EXERCISE PROMPT: Recast the listing as a Markdown table with columns headed "Row" and "Entry", from its first line through the line containing "histogram-bar [129, 335, 179, 349]", with both ends included. Give one row number and one line per row, and leave out any blank lines.

AVAILABLE RECORDS:
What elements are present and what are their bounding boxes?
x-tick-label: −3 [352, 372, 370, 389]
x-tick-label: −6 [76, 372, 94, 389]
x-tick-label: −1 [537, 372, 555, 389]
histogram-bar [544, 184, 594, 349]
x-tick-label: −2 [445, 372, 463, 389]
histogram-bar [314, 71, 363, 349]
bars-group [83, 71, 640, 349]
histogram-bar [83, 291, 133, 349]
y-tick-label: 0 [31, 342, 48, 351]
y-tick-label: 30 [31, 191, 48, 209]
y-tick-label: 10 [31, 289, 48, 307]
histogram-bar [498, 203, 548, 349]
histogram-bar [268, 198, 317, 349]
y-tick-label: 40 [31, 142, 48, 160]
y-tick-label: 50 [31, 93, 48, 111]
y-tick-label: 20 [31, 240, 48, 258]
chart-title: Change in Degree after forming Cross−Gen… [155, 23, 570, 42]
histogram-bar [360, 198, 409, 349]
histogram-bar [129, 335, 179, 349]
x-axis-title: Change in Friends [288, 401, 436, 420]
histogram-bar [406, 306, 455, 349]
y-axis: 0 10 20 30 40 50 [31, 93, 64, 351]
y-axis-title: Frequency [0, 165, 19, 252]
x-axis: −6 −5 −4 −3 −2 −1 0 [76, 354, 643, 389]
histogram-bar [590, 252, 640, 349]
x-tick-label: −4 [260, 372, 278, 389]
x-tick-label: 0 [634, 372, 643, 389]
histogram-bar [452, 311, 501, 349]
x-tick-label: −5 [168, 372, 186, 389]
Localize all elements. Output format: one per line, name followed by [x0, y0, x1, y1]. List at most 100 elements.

FULL RESPONSE:
| Row | Entry |
|---|---|
| 1 | What elements are present and what are their bounding boxes? |
| 2 | x-tick-label: −3 [352, 372, 370, 389] |
| 3 | x-tick-label: −6 [76, 372, 94, 389] |
| 4 | x-tick-label: −1 [537, 372, 555, 389] |
| 5 | histogram-bar [544, 184, 594, 349] |
| 6 | x-tick-label: −2 [445, 372, 463, 389] |
| 7 | histogram-bar [314, 71, 363, 349] |
| 8 | bars-group [83, 71, 640, 349] |
| 9 | histogram-bar [83, 291, 133, 349] |
| 10 | y-tick-label: 0 [31, 342, 48, 351] |
| 11 | y-tick-label: 30 [31, 191, 48, 209] |
| 12 | y-tick-label: 10 [31, 289, 48, 307] |
| 13 | histogram-bar [498, 203, 548, 349] |
| 14 | histogram-bar [268, 198, 317, 349] |
| 15 | y-tick-label: 40 [31, 142, 48, 160] |
| 16 | y-tick-label: 50 [31, 93, 48, 111] |
| 17 | y-tick-label: 20 [31, 240, 48, 258] |
| 18 | chart-title: Change in Degree after forming Cross−Gen… [155, 23, 570, 42] |
| 19 | histogram-bar [360, 198, 409, 349] |
| 20 | histogram-bar [129, 335, 179, 349] |